## What to work on
Set down all of the data exactly as it appears.

## Supplied data
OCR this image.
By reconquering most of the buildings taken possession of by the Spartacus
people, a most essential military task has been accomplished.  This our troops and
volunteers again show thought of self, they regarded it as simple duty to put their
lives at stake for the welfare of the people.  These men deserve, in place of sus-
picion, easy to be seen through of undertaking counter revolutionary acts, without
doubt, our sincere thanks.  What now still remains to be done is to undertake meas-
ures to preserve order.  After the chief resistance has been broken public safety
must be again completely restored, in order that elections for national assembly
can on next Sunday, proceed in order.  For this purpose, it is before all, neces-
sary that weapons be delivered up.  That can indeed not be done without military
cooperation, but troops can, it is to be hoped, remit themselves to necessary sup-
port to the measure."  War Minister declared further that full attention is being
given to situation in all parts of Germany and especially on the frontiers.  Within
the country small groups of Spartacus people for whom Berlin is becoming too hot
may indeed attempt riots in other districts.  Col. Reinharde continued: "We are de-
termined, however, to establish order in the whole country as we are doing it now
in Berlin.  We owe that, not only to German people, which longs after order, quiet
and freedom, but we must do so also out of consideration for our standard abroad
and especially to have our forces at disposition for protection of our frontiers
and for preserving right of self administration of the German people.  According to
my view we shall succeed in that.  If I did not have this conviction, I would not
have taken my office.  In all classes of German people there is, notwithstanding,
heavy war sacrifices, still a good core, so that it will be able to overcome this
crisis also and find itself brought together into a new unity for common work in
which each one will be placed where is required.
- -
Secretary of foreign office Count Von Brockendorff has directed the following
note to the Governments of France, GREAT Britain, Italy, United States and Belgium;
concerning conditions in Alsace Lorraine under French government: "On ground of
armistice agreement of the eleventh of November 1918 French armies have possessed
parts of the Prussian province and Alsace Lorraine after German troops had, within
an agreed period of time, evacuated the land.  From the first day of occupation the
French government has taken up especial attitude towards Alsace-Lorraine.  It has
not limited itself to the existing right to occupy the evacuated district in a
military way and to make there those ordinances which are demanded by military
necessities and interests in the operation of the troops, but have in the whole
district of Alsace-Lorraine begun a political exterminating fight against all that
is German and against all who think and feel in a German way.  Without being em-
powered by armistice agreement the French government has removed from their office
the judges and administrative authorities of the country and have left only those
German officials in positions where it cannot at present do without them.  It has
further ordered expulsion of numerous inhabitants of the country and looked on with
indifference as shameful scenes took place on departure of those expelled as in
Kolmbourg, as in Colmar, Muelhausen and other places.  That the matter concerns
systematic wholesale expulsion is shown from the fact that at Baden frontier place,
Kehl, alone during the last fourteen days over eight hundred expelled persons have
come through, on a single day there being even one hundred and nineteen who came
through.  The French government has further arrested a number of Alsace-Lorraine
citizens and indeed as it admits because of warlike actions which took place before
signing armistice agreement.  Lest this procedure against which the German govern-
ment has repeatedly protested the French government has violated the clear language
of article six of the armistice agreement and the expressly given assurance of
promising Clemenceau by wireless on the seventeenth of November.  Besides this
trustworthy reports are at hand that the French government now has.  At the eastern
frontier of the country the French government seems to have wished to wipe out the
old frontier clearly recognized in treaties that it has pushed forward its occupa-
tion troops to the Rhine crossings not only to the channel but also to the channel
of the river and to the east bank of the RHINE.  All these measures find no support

## Final result
OCR this image.
By reconquering most of the buildings taken possession of by the Spartacus
people, a most essential military task has been accomplished.  This our troops and
volunteers again show thought of self, they regarded it as simple duty to put their
lives at stake for the welfare of the people.  These men deserve, in place of sus-
picion, easy to be seen through of undertaking counter revolutionary acts, without
doubt, our sincere thanks.  What now still remains to be done is to undertake meas-
ures to preserve order.  After the chief resistance has been broken public safety
must be again completely restored, in order that elections for national assembly
can on next Sunday, proceed in order.  For this purpose, it is before all, neces-
sary that weapons be delivered up.  That can indeed not be done without military
cooperation, but troops can, it is to be hoped, remit themselves to necessary sup-
port to the measure."  War Minister declared further that full attention is being
given to situation in all parts of Germany and especially on the frontiers.  Within
the country small groups of Spartacus people for whom Berlin is becoming too hot
may indeed attempt riots in other districts.  Col. Reinharde continued: "We are de-
termined, however, to establish order in the whole country as we are doing it now
in Berlin.  We owe that, not only to German people, which longs after order, quiet
and freedom, but we must do so also out of consideration for our standard abroad
and especially to have our forces at disposition for protection of our frontiers
and for preserving right of self administration of the German people.  According to
my view we shall succeed in that.  If I did not have this conviction, I would not
have taken my office.  In all classes of German people there is, notwithstanding,
heavy war sacrifices, still a good core, so that it will be able to overcome this
crisis also and find itself brought together into a new unity for common work in
which each one will be placed where is required.
- -
Secretary of foreign office Count Von Brockendorff has directed the following
note to the Governments of France, GREAT Britain, Italy, United States and Belgium;
concerning conditions in Alsace Lorraine under French government: "On ground of
armistice agreement of the eleventh of November 1918 French armies have possessed
parts of the Prussian province and Alsace Lorraine after German troops had, within
an agreed period of time, evacuated the land.  From the first day of occupation the
French government has taken up especial attitude towards Alsace-Lorraine.  It has
not limited itself to the existing right to occupy the evacuated district in a
military way and to make there those ordinances which are demanded by military
necessities and interests in the operation of the troops, but have in the whole
district of Alsace-Lorraine begun a political exterminating fight against all that
is German and against all who think and feel in a German way.  Without being em-
powered by armistice agreement the French government has removed from their office
the judges and administrative authorities of the country and have left only those
German officials in positions where it cannot at present do without them.  It has
further ordered expulsion of numerous inhabitants of the country and looked on with
indifference as shameful scenes took place on departure of those expelled as in
Kolmbourg, as in Colmar, Muelhausen and other places.  That the matter concerns
systematic wholesale expulsion is shown from the fact that at Baden frontier place,
Kehl, alone during the last fourteen days over eight hundred expelled persons have
come through, on a single day there being even one hundred and nineteen who came
through.  The French government has further arrested a number of Alsace-Lorraine
citizens and indeed as it admits because of warlike actions which took place before
signing armistice agreement.  Lest this procedure against which the German govern-
ment has repeatedly protested the French government has violated the clear language
of article six of the armistice agreement and the expressly given assurance of
promising Clemenceau by wireless on the seventeenth of November.  Besides this
trustworthy reports are at hand that the French government now has.  At the eastern
frontier of the country the French government seems to have wished to wipe out the
old frontier clearly recognized in treaties that it has pushed forward its occupa-
tion troops to the Rhine crossings not only to the channel but also to the channel
of the river and to the east bank of the RHINE.  All these measures find no support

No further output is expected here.